STATED EXERCISE ▸ Copy every record word for word.

RAW RECORDS ▸

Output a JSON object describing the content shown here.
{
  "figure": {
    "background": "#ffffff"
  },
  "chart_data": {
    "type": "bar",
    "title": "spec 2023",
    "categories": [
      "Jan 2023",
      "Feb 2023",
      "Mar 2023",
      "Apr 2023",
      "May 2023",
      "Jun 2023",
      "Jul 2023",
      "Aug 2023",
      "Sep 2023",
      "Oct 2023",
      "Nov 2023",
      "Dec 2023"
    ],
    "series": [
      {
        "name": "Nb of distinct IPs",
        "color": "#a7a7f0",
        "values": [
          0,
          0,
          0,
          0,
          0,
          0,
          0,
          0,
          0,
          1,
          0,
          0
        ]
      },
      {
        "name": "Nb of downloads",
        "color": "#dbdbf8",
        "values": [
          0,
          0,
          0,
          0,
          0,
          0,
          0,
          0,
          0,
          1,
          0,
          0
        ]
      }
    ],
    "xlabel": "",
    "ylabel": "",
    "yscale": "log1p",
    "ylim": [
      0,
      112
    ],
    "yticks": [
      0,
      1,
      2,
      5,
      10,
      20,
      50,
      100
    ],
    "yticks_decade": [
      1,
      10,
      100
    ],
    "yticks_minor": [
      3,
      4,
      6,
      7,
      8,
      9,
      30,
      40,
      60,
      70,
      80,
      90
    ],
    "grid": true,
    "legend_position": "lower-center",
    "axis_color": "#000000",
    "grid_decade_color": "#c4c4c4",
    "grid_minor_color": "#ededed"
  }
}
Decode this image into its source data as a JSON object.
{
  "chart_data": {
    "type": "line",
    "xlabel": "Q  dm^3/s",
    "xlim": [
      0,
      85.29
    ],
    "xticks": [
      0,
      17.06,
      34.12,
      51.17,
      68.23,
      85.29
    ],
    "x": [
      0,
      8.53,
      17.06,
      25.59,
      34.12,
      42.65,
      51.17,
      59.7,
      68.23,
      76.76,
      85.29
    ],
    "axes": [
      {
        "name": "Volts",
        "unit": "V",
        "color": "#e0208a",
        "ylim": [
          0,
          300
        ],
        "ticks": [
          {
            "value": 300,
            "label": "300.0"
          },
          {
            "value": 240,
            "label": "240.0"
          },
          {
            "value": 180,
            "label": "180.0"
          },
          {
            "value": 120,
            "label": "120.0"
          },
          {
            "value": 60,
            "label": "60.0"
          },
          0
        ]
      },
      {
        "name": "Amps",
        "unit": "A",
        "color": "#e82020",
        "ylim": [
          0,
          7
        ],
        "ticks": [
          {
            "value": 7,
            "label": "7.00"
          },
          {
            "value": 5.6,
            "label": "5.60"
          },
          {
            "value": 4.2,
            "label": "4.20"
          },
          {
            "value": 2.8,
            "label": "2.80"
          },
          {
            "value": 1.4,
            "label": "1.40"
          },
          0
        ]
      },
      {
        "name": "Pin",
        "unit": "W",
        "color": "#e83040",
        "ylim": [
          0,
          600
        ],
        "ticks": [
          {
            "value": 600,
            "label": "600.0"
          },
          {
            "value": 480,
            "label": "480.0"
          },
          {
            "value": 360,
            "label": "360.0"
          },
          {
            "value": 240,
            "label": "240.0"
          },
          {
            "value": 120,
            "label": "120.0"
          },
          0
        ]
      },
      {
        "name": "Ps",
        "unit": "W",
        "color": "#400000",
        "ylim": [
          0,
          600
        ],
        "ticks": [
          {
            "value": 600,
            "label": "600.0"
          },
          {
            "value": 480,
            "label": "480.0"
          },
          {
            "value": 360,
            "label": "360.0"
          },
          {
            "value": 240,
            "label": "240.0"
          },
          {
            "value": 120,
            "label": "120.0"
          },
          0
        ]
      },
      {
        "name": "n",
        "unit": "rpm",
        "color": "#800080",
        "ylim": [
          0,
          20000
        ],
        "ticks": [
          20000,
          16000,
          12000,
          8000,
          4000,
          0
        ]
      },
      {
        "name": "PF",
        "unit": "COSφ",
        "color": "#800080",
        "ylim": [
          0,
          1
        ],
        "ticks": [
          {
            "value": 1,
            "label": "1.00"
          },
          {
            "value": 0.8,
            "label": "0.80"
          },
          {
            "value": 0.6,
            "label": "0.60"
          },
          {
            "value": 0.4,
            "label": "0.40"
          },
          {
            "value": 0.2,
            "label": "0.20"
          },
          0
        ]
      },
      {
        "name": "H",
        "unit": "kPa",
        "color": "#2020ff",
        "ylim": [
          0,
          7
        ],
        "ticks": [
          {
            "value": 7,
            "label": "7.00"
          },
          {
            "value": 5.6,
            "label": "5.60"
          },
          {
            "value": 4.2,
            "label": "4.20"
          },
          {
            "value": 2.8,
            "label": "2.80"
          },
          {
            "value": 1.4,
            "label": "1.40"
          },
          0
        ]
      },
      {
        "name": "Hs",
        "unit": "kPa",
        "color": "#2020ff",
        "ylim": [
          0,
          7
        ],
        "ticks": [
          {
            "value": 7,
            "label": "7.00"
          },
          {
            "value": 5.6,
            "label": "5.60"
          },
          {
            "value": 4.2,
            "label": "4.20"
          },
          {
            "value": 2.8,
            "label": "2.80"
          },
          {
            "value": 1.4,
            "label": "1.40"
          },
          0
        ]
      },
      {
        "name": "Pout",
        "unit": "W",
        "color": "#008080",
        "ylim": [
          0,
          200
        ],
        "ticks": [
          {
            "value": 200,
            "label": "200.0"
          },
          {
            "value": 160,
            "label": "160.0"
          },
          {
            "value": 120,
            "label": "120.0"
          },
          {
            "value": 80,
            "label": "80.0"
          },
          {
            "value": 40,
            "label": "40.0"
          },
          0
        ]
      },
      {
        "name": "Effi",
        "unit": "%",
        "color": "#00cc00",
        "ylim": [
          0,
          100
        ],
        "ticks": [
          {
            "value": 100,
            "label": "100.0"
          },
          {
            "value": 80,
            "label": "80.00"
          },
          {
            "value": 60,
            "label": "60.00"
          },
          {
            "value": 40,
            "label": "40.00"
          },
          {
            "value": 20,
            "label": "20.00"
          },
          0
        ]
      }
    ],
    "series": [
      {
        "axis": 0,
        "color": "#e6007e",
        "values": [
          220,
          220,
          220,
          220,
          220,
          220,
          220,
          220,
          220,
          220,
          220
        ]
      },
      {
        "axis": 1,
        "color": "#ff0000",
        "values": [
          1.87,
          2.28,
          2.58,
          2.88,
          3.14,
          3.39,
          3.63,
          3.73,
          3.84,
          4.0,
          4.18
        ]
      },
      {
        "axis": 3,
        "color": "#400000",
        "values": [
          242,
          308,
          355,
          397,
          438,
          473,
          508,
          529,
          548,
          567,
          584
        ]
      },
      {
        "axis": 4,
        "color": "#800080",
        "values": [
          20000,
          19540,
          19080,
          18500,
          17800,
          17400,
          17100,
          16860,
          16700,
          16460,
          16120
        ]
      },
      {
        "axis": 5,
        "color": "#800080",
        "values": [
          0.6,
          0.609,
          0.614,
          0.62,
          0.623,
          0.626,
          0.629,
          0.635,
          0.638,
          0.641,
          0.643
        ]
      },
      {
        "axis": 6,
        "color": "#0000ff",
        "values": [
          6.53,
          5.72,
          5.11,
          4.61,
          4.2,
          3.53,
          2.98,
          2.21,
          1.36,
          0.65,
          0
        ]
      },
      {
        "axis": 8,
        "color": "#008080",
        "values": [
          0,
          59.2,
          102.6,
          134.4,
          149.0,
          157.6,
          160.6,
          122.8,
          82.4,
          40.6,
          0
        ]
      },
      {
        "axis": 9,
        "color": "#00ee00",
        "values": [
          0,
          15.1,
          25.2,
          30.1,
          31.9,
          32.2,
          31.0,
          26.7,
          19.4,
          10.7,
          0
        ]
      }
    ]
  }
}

SOLUTION TO THIS TASK ▸
Output a JSON object describing the content shown here.
{
  "figure": {
    "background": "#ffffff"
  },
  "chart_data": {
    "type": "bar",
    "title": "spec 2023",
    "categories": [
      "Jan 2023",
      "Feb 2023",
      "Mar 2023",
      "Apr 2023",
      "May 2023",
      "Jun 2023",
      "Jul 2023",
      "Aug 2023",
      "Sep 2023",
      "Oct 2023",
      "Nov 2023",
      "Dec 2023"
    ],
    "series": [
      {
        "name": "Nb of distinct IPs",
        "color": "#a7a7f0",
        "values": [
          0,
          0,
          0,
          0,
          0,
          0,
          0,
          0,
          0,
          1,
          0,
          0
        ]
      },
      {
        "name": "Nb of downloads",
        "color": "#dbdbf8",
        "values": [
          0,
          0,
          0,
          0,
          0,
          0,
          0,
          0,
          0,
          1,
          0,
          0
        ]
      }
    ],
    "xlabel": "",
    "ylabel": "",
    "yscale": "log1p",
    "ylim": [
      0,
      112
    ],
    "yticks": [
      0,
      1,
      2,
      5,
      10,
      20,
      50,
      100
    ],
    "yticks_decade": [
      1,
      10,
      100
    ],
    "yticks_minor": [
      3,
      4,
      6,
      7,
      8,
      9,
      30,
      40,
      60,
      70,
      80,
      90
    ],
    "grid": true,
    "legend_position": "lower-center",
    "axis_color": "#000000",
    "grid_decade_color": "#c4c4c4",
    "grid_minor_color": "#ededed"
  }
}
Decode this image into its source data as a JSON object.
{
  "chart_data": {
    "type": "line",
    "xlabel": "Q  dm^3/s",
    "xlim": [
      0,
      85.29
    ],
    "xticks": [
      0,
      17.06,
      34.12,
      51.17,
      68.23,
      85.29
    ],
    "x": [
      0,
      8.53,
      17.06,
      25.59,
      34.12,
      42.65,
      51.17,
      59.7,
      68.23,
      76.76,
      85.29
    ],
    "axes": [
      {
        "name": "Volts",
        "unit": "V",
        "color": "#e0208a",
        "ylim": [
          0,
          300
        ],
        "ticks": [
          {
            "value": 300,
            "label": "300.0"
          },
          {
            "value": 240,
            "label": "240.0"
          },
          {
            "value": 180,
            "label": "180.0"
          },
          {
            "value": 120,
            "label": "120.0"
          },
          {
            "value": 60,
            "label": "60.0"
          },
          0
        ]
      },
      {
        "name": "Amps",
        "unit": "A",
        "color": "#e82020",
        "ylim": [
          0,
          7
        ],
        "ticks": [
          {
            "value": 7,
            "label": "7.00"
          },
          {
            "value": 5.6,
            "label": "5.60"
          },
          {
            "value": 4.2,
            "label": "4.20"
          },
          {
            "value": 2.8,
            "label": "2.80"
          },
          {
            "value": 1.4,
            "label": "1.40"
          },
          0
        ]
      },
      {
        "name": "Pin",
        "unit": "W",
        "color": "#e83040",
        "ylim": [
          0,
          600
        ],
        "ticks": [
          {
            "value": 600,
            "label": "600.0"
          },
          {
            "value": 480,
            "label": "480.0"
          },
          {
            "value": 360,
            "label": "360.0"
          },
          {
            "value": 240,
            "label": "240.0"
          },
          {
            "value": 120,
            "label": "120.0"
          },
          0
        ]
      },
      {
        "name": "Ps",
        "unit": "W",
        "color": "#400000",
        "ylim": [
          0,
          600
        ],
        "ticks": [
          {
            "value": 600,
            "label": "600.0"
          },
          {
            "value": 480,
            "label": "480.0"
          },
          {
            "value": 360,
            "label": "360.0"
          },
          {
            "value": 240,
            "label": "240.0"
          },
          {
            "value": 120,
            "label": "120.0"
          },
          0
        ]
      },
      {
        "name": "n",
        "unit": "rpm",
        "color": "#800080",
        "ylim": [
          0,
          20000
        ],
        "ticks": [
          20000,
          16000,
          12000,
          8000,
          4000,
          0
        ]
      },
      {
        "name": "PF",
        "unit": "COSφ",
        "color": "#800080",
        "ylim": [
          0,
          1
        ],
        "ticks": [
          {
            "value": 1,
            "label": "1.00"
          },
          {
            "value": 0.8,
            "label": "0.80"
          },
          {
            "value": 0.6,
            "label": "0.60"
          },
          {
            "value": 0.4,
            "label": "0.40"
          },
          {
            "value": 0.2,
            "label": "0.20"
          },
          0
        ]
      },
      {
        "name": "H",
        "unit": "kPa",
        "color": "#2020ff",
        "ylim": [
          0,
          7
        ],
        "ticks": [
          {
            "value": 7,
            "label": "7.00"
          },
          {
            "value": 5.6,
            "label": "5.60"
          },
          {
            "value": 4.2,
            "label": "4.20"
          },
          {
            "value": 2.8,
            "label": "2.80"
          },
          {
            "value": 1.4,
            "label": "1.40"
          },
          0
        ]
      },
      {
        "name": "Hs",
        "unit": "kPa",
        "color": "#2020ff",
        "ylim": [
          0,
          7
        ],
        "ticks": [
          {
            "value": 7,
            "label": "7.00"
          },
          {
            "value": 5.6,
            "label": "5.60"
          },
          {
            "value": 4.2,
            "label": "4.20"
          },
          {
            "value": 2.8,
            "label": "2.80"
          },
          {
            "value": 1.4,
            "label": "1.40"
          },
          0
        ]
      },
      {
        "name": "Pout",
        "unit": "W",
        "color": "#008080",
        "ylim": [
          0,
          200
        ],
        "ticks": [
          {
            "value": 200,
            "label": "200.0"
          },
          {
            "value": 160,
            "label": "160.0"
          },
          {
            "value": 120,
            "label": "120.0"
          },
          {
            "value": 80,
            "label": "80.0"
          },
          {
            "value": 40,
            "label": "40.0"
          },
          0
        ]
      },
      {
        "name": "Effi",
        "unit": "%",
        "color": "#00cc00",
        "ylim": [
          0,
          100
        ],
        "ticks": [
          {
            "value": 100,
            "label": "100.0"
          },
          {
            "value": 80,
            "label": "80.00"
          },
          {
            "value": 60,
            "label": "60.00"
          },
          {
            "value": 40,
            "label": "40.00"
          },
          {
            "value": 20,
            "label": "20.00"
          },
          0
        ]
      }
    ],
    "series": [
      {
        "axis": 0,
        "color": "#e6007e",
        "values": [
          220,
          220,
          220,
          220,
          220,
          220,
          220,
          220,
          220,
          220,
          220
        ]
      },
      {
        "axis": 1,
        "color": "#ff0000",
        "values": [
          1.87,
          2.28,
          2.58,
          2.88,
          3.14,
          3.39,
          3.63,
          3.73,
          3.84,
          4.0,
          4.18
        ]
      },
      {
        "axis": 3,
        "color": "#400000",
        "values": [
          242,
          308,
          355,
          397,
          438,
          473,
          508,
          529,
          548,
          567,
          584
        ]
      },
      {
        "axis": 4,
        "color": "#800080",
        "values": [
          20000,
          19540,
          19080,
          18500,
          17800,
          17400,
          17100,
          16860,
          16700,
          16460,
          16120
        ]
      },
      {
        "axis": 5,
        "color": "#800080",
        "values": [
          0.6,
          0.609,
          0.614,
          0.62,
          0.623,
          0.626,
          0.629,
          0.635,
          0.638,
          0.641,
          0.643
        ]
      },
      {
        "axis": 6,
        "color": "#0000ff",
        "values": [
          6.53,
          5.72,
          5.11,
          4.61,
          4.2,
          3.53,
          2.98,
          2.21,
          1.36,
          0.65,
          0
        ]
      },
      {
        "axis": 8,
        "color": "#008080",
        "values": [
          0,
          59.2,
          102.6,
          134.4,
          149.0,
          157.6,
          160.6,
          122.8,
          82.4,
          40.6,
          0
        ]
      },
      {
        "axis": 9,
        "color": "#00ee00",
        "values": [
          0,
          15.1,
          25.2,
          30.1,
          31.9,
          32.2,
          31.0,
          26.7,
          19.4,
          10.7,
          0
        ]
      }
    ]
  }
}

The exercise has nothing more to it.